**SHORT PROBLEM:** Each line of the material below that holds the word "cosα" needs to be copied.

★ ★ ★ ★

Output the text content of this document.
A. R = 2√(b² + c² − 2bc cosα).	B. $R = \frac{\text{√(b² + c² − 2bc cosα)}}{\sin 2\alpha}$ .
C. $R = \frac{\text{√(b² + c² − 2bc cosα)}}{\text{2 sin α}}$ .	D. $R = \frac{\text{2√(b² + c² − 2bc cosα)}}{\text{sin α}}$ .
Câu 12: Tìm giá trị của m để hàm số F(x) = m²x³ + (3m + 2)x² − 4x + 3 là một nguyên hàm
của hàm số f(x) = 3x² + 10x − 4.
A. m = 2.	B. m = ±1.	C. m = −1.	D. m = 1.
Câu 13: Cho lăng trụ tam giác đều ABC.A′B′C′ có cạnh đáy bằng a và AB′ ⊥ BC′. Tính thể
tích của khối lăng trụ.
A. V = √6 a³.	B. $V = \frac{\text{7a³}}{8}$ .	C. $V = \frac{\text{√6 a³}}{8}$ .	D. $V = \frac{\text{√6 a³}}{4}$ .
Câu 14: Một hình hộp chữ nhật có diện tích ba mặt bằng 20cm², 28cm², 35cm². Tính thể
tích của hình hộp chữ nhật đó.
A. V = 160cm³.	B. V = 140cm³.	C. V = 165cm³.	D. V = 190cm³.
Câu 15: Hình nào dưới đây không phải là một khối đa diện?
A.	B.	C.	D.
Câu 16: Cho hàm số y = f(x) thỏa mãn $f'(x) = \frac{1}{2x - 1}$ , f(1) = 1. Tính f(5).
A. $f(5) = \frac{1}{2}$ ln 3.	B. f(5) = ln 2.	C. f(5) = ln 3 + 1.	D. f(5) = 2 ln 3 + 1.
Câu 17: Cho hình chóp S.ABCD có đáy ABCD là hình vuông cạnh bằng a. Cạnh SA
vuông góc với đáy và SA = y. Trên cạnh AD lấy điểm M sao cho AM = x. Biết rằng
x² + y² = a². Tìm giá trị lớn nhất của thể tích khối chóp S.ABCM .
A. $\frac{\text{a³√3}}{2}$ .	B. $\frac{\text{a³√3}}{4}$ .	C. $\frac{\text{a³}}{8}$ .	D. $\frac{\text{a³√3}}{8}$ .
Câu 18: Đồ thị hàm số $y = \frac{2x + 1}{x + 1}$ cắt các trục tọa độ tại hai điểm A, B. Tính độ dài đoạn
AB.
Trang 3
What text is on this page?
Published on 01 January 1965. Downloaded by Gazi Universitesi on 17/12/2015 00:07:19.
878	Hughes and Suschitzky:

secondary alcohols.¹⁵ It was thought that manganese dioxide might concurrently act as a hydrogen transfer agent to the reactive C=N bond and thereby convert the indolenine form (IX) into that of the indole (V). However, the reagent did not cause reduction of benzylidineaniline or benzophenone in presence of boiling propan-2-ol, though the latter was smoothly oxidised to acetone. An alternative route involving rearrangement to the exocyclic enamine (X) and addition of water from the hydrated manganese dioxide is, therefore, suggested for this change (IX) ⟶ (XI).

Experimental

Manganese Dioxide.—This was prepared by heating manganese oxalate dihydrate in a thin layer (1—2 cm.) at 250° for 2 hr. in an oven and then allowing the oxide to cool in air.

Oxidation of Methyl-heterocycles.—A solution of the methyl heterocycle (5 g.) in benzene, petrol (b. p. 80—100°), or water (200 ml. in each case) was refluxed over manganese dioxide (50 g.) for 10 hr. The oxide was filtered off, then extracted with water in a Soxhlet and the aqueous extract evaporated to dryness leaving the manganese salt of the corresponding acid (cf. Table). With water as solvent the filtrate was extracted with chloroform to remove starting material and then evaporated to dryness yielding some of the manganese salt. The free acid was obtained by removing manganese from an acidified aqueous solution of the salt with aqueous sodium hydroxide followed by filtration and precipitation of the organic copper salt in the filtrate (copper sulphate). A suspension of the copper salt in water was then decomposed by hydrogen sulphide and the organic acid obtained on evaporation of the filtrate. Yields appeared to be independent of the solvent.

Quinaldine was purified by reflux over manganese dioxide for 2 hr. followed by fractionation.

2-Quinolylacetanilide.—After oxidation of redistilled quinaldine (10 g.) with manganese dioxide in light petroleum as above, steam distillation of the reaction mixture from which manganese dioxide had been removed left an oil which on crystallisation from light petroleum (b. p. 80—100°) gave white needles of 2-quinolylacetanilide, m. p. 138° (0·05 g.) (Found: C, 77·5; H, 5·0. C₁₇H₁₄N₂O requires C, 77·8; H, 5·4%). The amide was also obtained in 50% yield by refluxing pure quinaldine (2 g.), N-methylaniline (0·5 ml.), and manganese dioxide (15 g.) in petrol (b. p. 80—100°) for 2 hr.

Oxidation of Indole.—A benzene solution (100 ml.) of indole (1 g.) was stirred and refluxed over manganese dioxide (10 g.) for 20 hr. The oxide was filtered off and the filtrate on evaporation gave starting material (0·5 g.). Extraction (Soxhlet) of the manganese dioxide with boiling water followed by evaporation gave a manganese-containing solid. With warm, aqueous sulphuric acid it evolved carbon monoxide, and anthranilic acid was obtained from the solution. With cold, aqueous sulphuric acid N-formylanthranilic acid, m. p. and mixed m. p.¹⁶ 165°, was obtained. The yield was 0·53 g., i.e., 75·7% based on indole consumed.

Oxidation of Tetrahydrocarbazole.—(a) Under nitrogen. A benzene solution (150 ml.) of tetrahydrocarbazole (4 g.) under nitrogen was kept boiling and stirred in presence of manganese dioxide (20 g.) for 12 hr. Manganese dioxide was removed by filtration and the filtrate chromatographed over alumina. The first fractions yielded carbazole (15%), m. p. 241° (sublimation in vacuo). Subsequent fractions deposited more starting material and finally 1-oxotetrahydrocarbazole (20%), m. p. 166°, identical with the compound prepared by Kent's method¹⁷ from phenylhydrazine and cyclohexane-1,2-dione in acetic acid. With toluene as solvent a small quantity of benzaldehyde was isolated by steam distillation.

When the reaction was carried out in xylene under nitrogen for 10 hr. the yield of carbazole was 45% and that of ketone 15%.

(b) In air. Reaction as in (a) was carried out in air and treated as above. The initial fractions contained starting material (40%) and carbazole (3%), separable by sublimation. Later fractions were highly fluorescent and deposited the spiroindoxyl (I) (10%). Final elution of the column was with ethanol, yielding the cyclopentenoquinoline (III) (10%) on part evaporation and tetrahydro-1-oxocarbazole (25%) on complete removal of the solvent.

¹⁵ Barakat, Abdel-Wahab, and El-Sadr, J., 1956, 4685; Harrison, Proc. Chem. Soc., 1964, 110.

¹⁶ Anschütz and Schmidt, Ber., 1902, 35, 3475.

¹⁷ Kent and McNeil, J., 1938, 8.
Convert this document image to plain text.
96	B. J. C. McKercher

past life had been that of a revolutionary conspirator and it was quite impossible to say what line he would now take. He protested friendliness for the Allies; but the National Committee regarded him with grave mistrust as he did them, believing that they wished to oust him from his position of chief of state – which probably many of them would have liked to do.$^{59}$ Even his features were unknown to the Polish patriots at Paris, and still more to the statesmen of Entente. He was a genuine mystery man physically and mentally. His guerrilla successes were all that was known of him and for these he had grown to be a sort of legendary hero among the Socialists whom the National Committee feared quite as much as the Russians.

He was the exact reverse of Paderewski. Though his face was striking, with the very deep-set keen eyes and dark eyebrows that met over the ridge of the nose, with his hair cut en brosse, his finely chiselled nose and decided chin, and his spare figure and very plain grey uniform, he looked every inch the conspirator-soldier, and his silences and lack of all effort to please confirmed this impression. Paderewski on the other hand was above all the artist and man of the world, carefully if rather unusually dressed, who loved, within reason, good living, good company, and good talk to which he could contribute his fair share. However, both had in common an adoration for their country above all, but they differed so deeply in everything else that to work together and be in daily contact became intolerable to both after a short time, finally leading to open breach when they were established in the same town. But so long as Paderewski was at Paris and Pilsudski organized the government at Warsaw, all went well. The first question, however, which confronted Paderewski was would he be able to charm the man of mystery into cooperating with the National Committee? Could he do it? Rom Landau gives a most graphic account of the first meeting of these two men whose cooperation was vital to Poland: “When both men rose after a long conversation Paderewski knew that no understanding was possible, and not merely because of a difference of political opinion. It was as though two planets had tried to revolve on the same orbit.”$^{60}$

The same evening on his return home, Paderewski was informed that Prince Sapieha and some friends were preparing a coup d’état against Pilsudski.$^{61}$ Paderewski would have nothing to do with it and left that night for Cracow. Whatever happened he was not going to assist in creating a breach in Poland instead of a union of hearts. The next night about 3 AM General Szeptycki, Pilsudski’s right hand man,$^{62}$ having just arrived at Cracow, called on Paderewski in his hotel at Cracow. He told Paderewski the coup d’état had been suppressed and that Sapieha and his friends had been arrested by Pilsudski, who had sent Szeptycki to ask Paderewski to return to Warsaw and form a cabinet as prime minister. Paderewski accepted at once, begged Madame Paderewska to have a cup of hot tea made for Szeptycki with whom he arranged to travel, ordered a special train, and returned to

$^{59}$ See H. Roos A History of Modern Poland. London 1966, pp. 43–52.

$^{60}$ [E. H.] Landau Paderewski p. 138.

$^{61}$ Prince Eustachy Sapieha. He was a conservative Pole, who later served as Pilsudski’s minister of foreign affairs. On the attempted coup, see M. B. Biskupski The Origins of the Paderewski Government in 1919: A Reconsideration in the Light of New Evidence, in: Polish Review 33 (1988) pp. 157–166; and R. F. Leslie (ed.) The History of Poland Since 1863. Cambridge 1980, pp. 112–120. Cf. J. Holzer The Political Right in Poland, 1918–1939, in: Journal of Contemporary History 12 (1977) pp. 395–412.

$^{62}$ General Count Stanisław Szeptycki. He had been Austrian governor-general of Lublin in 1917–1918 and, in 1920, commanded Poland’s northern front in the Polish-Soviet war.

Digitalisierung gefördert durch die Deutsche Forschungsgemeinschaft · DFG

★ ★ ★ ★

**WRITTEN RESPONSE:**
A. R = 2√(b² + c² − 2bc cosα).	B. $R = \frac{\text{√(b² + c² − 2bc cosα)}}{\sin 2\alpha}$ .
C. $R = \frac{\text{√(b² + c² − 2bc cosα)}}{\text{2 sin α}}$ .	D. $R = \frac{\text{2√(b² + c² − 2bc cosα)}}{\text{sin α}}$ .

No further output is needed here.